Read the records and write them out again exactly.

--- begin RECORDS SHOWN ---

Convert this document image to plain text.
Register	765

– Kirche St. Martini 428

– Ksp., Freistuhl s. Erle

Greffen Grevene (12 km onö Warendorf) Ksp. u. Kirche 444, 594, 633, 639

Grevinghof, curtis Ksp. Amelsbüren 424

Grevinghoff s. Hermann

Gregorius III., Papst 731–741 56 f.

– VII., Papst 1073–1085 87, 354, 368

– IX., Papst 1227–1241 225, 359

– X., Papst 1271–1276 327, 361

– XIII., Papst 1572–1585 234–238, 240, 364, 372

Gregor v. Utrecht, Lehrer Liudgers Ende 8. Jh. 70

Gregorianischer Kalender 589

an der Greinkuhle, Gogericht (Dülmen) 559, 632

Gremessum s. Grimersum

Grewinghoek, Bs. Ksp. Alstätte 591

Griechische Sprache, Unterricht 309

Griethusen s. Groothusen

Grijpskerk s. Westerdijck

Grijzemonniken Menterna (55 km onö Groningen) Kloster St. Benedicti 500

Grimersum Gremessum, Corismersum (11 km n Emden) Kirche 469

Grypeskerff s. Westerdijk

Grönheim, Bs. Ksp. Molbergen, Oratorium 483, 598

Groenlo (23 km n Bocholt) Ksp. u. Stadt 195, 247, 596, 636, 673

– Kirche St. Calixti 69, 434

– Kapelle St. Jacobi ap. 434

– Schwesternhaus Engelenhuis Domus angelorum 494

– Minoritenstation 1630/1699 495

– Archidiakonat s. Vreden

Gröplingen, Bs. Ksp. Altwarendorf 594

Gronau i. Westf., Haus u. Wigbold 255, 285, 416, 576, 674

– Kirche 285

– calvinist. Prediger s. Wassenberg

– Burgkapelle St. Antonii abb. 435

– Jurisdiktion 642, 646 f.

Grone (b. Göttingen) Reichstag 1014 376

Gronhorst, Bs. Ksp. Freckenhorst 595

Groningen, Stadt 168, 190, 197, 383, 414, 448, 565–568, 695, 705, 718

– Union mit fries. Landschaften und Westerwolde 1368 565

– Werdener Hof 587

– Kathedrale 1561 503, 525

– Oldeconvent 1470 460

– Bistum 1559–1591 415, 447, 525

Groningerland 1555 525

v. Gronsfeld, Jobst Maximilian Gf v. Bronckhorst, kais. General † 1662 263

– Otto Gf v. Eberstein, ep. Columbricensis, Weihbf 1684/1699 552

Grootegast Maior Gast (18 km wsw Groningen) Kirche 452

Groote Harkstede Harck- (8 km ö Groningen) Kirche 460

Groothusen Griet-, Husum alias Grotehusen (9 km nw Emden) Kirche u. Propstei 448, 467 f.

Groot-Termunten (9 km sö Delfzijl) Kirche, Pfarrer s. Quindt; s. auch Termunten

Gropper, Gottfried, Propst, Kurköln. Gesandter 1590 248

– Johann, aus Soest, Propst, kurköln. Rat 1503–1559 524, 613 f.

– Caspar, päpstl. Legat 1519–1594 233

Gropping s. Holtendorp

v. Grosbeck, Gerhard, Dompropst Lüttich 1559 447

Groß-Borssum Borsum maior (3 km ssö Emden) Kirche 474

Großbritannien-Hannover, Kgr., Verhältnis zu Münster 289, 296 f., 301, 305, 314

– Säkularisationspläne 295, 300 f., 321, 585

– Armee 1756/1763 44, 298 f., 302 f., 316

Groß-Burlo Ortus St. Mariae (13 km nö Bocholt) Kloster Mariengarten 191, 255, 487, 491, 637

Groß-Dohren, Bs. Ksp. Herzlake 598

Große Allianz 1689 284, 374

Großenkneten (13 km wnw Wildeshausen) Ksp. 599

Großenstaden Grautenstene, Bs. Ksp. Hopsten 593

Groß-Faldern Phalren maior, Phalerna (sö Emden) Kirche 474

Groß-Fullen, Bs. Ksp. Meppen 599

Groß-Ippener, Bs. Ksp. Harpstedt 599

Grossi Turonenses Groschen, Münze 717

--- end RECORDS SHOWN ---

▶ FINISHED ANSWER
Convert this document image to plain text.
Register	765

– Kirche St. Martini 428

– Ksp., Freistuhl s. Erle

Greffen Grevene (12 km onö Warendorf) Ksp. u. Kirche 444, 594, 633, 639

Grevinghof, curtis Ksp. Amelsbüren 424

Grevinghoff s. Hermann

Gregorius III., Papst 731–741 56 f.

– VII., Papst 1073–1085 87, 354, 368

– IX., Papst 1227–1241 225, 359

– X., Papst 1271–1276 327, 361

– XIII., Papst 1572–1585 234–238, 240, 364, 372

Gregor v. Utrecht, Lehrer Liudgers Ende 8. Jh. 70

Gregorianischer Kalender 589

an der Greinkuhle, Gogericht (Dülmen) 559, 632

Gremessum s. Grimersum

Grewinghoek, Bs. Ksp. Alstätte 591

Griechische Sprache, Unterricht 309

Griethusen s. Groothusen

Grijpskerk s. Westerdijck

Grijzemonniken Menterna (55 km onö Groningen) Kloster St. Benedicti 500

Grimersum Gremessum, Corismersum (11 km n Emden) Kirche 469

Grypeskerff s. Westerdijk

Grönheim, Bs. Ksp. Molbergen, Oratorium 483, 598

Groenlo (23 km n Bocholt) Ksp. u. Stadt 195, 247, 596, 636, 673

– Kirche St. Calixti 69, 434

– Kapelle St. Jacobi ap. 434

– Schwesternhaus Engelenhuis Domus angelorum 494

– Minoritenstation 1630/1699 495

– Archidiakonat s. Vreden

Gröplingen, Bs. Ksp. Altwarendorf 594

Gronau i. Westf., Haus u. Wigbold 255, 285, 416, 576, 674

– Kirche 285

– calvinist. Prediger s. Wassenberg

– Burgkapelle St. Antonii abb. 435

– Jurisdiktion 642, 646 f.

Grone (b. Göttingen) Reichstag 1014 376

Gronhorst, Bs. Ksp. Freckenhorst 595

Groningen, Stadt 168, 190, 197, 383, 414, 448, 565–568, 695, 705, 718

– Union mit fries. Landschaften und Westerwolde 1368 565

– Werdener Hof 587

– Kathedrale 1561 503, 525

– Oldeconvent 1470 460

– Bistum 1559–1591 415, 447, 525

Groningerland 1555 525

v. Gronsfeld, Jobst Maximilian Gf v. Bronckhorst, kais. General † 1662 263

– Otto Gf v. Eberstein, ep. Columbricensis, Weihbf 1684/1699 552

Grootegast Maior Gast (18 km wsw Groningen) Kirche 452

Groote Harkstede Harck- (8 km ö Groningen) Kirche 460

Groothusen Griet-, Husum alias Grotehusen (9 km nw Emden) Kirche u. Propstei 448, 467 f.

Groot-Termunten (9 km sö Delfzijl) Kirche, Pfarrer s. Quindt; s. auch Termunten

Gropper, Gottfried, Propst, Kurköln. Gesandter 1590 248

– Johann, aus Soest, Propst, kurköln. Rat 1503–1559 524, 613 f.

– Caspar, päpstl. Legat 1519–1594 233

Gropping s. Holtendorp

v. Grosbeck, Gerhard, Dompropst Lüttich 1559 447

Groß-Borssum Borsum maior (3 km ssö Emden) Kirche 474

Großbritannien-Hannover, Kgr., Verhältnis zu Münster 289, 296 f., 301, 305, 314

– Säkularisationspläne 295, 300 f., 321, 585

– Armee 1756/1763 44, 298 f., 302 f., 316

Groß-Burlo Ortus St. Mariae (13 km nö Bocholt) Kloster Mariengarten 191, 255, 487, 491, 637

Groß-Dohren, Bs. Ksp. Herzlake 598

Große Allianz 1689 284, 374

Großenkneten (13 km wnw Wildeshausen) Ksp. 599

Großenstaden Grautenstene, Bs. Ksp. Hopsten 593

Groß-Faldern Phalren maior, Phalerna (sö Emden) Kirche 474

Groß-Fullen, Bs. Ksp. Meppen 599

Groß-Ippener, Bs. Ksp. Harpstedt 599

Grossi Turonenses Groschen, Münze 717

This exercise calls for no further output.